■ What the task asks ■
Gather every line holding the string "reader".

begin Data provided

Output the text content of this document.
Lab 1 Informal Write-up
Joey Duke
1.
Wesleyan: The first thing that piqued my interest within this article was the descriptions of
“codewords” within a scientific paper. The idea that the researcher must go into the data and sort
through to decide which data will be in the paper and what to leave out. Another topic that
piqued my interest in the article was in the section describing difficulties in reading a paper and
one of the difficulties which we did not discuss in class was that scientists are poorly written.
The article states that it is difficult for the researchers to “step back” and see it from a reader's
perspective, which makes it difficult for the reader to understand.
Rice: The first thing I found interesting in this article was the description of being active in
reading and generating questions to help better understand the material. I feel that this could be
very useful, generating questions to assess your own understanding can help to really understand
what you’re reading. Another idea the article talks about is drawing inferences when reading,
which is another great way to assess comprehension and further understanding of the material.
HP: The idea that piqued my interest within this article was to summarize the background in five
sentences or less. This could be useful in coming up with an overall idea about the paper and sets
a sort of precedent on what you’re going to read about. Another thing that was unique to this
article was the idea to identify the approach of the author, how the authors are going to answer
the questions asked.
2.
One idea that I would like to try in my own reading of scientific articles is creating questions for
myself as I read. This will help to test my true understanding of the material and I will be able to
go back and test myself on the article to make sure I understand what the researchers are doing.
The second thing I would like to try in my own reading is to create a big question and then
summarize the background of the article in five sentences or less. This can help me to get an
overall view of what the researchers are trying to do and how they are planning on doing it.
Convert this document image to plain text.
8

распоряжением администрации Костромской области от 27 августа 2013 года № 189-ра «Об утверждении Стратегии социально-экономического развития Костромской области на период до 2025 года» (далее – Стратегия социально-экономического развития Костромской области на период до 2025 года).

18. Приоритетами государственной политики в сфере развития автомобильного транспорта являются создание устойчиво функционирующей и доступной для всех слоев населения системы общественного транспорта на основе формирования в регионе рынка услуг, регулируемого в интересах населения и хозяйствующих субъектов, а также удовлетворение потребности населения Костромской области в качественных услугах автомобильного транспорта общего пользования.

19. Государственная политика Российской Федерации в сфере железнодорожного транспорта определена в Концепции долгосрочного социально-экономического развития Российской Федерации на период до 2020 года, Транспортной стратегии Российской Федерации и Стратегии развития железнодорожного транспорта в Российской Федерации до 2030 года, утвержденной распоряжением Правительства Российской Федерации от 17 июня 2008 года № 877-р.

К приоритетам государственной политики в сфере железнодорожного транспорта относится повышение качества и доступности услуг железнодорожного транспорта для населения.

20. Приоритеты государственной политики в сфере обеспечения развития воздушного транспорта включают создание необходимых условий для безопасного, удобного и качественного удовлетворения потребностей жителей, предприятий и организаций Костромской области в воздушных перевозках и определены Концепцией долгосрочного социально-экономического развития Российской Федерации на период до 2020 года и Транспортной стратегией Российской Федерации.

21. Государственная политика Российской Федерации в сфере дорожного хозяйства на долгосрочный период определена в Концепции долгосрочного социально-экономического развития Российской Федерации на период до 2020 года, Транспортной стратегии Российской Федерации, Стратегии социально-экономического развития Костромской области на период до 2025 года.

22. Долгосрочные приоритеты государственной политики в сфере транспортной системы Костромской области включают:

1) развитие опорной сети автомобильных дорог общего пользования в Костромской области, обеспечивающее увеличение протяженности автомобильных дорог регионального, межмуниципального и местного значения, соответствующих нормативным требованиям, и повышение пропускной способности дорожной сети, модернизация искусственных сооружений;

end Data provided

■ Final answer ■
The article states that it is difficult for the researchers to “step back” and see it from a reader's
perspective, which makes it difficult for the reader to understand.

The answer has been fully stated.